Exercise prompt>
Reproduce word for word the lines of the data, starting with the very first line and stopping after the line that contains "ext trigger input", with that line included.
• • • • •
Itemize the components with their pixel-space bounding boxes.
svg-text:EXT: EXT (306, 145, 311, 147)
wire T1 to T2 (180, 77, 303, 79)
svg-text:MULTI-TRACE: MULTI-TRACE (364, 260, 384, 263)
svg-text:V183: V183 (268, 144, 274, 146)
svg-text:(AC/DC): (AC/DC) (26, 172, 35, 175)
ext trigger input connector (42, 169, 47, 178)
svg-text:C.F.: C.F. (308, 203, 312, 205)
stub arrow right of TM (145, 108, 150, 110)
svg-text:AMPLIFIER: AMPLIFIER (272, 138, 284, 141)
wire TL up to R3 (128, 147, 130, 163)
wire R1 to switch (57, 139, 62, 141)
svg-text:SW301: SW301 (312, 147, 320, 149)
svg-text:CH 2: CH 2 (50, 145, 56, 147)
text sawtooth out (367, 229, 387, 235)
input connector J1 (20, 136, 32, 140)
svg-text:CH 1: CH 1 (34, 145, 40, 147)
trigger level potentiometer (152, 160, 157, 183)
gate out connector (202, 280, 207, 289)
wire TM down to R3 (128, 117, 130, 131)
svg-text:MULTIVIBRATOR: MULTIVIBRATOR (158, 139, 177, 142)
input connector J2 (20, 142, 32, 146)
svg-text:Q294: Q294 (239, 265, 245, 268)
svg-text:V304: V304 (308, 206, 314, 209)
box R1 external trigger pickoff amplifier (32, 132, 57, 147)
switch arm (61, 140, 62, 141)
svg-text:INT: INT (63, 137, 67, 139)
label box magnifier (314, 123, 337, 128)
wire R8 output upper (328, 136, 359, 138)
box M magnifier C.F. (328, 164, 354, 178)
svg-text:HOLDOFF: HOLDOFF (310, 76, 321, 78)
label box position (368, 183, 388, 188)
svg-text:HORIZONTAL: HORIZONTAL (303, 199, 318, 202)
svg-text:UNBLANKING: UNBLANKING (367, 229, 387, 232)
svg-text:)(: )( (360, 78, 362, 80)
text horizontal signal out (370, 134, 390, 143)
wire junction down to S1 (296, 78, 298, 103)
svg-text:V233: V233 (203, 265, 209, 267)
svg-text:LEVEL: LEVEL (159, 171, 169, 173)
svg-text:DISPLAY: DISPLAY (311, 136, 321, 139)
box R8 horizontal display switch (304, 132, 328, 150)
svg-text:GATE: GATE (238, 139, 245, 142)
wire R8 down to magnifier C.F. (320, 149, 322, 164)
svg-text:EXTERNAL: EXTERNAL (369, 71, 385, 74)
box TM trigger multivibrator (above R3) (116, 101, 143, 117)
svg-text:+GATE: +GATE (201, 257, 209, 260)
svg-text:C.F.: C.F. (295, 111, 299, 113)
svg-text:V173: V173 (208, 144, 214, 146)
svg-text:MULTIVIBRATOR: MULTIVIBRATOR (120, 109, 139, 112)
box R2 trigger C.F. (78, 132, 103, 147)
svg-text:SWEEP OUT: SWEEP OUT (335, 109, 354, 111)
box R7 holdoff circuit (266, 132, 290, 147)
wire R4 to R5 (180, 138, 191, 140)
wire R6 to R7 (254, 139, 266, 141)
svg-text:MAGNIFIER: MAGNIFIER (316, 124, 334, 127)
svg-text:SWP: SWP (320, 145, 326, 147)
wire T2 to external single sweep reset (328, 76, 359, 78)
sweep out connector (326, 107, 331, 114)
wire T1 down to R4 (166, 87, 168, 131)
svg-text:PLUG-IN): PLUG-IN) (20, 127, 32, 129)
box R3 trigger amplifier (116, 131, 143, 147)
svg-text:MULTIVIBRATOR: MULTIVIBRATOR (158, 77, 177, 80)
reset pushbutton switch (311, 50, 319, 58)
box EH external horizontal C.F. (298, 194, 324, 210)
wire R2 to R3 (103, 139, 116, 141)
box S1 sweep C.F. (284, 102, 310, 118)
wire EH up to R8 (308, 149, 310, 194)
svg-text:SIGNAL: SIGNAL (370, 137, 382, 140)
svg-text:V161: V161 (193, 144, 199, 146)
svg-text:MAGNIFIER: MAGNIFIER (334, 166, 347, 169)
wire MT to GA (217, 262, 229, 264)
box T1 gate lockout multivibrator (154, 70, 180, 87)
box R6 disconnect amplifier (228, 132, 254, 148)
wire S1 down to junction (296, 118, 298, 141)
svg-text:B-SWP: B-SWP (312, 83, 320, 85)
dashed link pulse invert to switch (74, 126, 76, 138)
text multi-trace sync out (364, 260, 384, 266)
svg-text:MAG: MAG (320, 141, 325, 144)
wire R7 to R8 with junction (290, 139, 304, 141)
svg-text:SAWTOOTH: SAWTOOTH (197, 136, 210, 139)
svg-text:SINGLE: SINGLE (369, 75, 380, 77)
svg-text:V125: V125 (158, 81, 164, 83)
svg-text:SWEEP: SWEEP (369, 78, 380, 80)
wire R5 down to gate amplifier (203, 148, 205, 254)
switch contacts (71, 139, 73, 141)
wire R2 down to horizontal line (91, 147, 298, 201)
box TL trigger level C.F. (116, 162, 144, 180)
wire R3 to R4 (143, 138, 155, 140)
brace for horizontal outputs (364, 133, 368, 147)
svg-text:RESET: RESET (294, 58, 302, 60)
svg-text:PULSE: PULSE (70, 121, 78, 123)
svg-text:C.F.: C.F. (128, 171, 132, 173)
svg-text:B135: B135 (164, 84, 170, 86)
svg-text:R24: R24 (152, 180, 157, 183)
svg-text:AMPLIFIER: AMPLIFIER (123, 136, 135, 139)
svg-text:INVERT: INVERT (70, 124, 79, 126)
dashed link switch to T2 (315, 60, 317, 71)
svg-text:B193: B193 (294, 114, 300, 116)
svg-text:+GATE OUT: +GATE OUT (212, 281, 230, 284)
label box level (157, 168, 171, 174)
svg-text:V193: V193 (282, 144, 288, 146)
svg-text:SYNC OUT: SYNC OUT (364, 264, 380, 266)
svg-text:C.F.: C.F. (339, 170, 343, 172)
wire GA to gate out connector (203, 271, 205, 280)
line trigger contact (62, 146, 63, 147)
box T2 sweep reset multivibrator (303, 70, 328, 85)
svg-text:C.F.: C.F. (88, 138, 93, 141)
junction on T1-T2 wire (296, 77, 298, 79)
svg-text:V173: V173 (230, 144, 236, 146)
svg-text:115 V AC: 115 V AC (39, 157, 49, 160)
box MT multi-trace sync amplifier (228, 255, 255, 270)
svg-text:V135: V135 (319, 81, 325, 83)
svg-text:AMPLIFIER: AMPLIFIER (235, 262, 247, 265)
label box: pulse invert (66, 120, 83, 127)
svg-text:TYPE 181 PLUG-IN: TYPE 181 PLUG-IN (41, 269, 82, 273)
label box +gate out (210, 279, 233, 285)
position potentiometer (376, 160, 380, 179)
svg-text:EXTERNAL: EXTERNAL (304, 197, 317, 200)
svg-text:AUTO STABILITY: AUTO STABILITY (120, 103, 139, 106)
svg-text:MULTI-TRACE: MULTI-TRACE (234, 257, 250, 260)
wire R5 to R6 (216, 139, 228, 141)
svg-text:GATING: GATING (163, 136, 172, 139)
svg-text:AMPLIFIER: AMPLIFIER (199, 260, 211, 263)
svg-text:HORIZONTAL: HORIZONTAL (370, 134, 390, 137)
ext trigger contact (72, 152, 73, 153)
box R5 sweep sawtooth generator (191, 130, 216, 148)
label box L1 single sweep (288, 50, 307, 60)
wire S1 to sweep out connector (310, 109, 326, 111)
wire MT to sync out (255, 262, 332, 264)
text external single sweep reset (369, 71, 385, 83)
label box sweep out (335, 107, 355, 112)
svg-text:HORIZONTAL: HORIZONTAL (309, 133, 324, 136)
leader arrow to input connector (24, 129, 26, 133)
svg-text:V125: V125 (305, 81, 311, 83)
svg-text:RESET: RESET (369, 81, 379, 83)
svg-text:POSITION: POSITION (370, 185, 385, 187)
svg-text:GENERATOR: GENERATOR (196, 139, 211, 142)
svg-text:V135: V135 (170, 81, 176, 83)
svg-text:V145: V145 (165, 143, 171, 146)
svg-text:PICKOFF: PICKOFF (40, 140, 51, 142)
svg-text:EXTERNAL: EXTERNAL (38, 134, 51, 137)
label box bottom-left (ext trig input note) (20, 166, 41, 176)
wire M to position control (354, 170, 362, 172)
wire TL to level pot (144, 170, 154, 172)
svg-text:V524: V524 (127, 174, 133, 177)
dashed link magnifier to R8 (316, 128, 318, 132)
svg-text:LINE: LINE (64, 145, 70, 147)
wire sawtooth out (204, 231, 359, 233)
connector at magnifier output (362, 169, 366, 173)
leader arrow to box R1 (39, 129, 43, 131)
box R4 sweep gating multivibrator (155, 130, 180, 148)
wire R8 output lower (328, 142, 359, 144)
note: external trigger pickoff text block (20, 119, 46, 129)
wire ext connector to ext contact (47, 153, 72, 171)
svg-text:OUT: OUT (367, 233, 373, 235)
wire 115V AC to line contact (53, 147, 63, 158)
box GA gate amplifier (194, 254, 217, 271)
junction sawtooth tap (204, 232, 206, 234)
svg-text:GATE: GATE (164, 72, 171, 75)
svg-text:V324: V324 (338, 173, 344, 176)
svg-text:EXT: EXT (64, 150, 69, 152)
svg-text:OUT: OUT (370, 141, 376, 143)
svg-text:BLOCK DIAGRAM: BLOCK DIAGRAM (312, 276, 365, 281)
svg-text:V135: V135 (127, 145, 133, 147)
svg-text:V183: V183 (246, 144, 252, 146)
• • • • •
Solution below>
Itemize the components with their pixel-space bounding boxes.
svg-text:EXT: EXT (306, 145, 311, 147)
wire T1 to T2 (180, 77, 303, 79)
svg-text:MULTI-TRACE: MULTI-TRACE (364, 260, 384, 263)
svg-text:V183: V183 (268, 144, 274, 146)
svg-text:(AC/DC): (AC/DC) (26, 172, 35, 175)
ext trigger input connector (42, 169, 47, 178)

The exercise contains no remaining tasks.